| Input for this task |
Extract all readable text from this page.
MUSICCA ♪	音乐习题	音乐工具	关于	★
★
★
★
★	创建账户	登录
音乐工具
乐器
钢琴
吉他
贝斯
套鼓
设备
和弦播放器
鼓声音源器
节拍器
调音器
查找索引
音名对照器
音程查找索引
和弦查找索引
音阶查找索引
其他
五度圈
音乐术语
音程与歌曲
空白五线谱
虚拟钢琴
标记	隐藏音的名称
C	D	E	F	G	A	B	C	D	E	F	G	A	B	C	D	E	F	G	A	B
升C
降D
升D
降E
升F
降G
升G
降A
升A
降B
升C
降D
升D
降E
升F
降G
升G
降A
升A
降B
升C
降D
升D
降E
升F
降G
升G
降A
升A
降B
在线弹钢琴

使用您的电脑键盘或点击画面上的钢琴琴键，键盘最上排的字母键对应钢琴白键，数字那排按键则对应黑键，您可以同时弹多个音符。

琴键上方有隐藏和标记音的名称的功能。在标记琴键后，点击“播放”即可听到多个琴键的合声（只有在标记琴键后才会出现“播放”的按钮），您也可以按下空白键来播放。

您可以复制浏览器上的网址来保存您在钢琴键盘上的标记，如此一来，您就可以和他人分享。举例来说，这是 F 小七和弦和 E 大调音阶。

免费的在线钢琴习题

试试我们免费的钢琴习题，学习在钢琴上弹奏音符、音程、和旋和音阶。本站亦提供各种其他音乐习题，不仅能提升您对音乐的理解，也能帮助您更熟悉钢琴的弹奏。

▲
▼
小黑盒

| Direction |
Return all of the above records exactly, leaving no line out.

| Reply to the task |
Extract all readable text from this page.
MUSICCA ♪	音乐习题	音乐工具	关于	★
★
★
★
★	创建账户	登录
音乐工具
乐器
钢琴
吉他
贝斯
套鼓
设备
和弦播放器
鼓声音源器
节拍器
调音器
查找索引
音名对照器
音程查找索引
和弦查找索引
音阶查找索引
其他
五度圈
音乐术语
音程与歌曲
空白五线谱
虚拟钢琴
标记	隐藏音的名称
C	D	E	F	G	A	B	C	D	E	F	G	A	B	C	D	E	F	G	A	B
升C
降D
升D
降E
升F
降G
升G
降A
升A
降B
升C
降D
升D
降E
升F
降G
升G
降A
升A
降B
升C
降D
升D
降E
升F
降G
升G
降A
升A
降B
在线弹钢琴

使用您的电脑键盘或点击画面上的钢琴琴键，键盘最上排的字母键对应钢琴白键，数字那排按键则对应黑键，您可以同时弹多个音符。

琴键上方有隐藏和标记音的名称的功能。在标记琴键后，点击“播放”即可听到多个琴键的合声（只有在标记琴键后才会出现“播放”的按钮），您也可以按下空白键来播放。

您可以复制浏览器上的网址来保存您在钢琴键盘上的标记，如此一来，您就可以和他人分享。举例来说，这是 F 小七和弦和 E 大调音阶。

免费的在线钢琴习题

试试我们免费的钢琴习题，学习在钢琴上弹奏音符、音程、和旋和音阶。本站亦提供各种其他音乐习题，不仅能提升您对音乐的理解，也能帮助您更熟悉钢琴的弹奏。

▲
▼
小黑盒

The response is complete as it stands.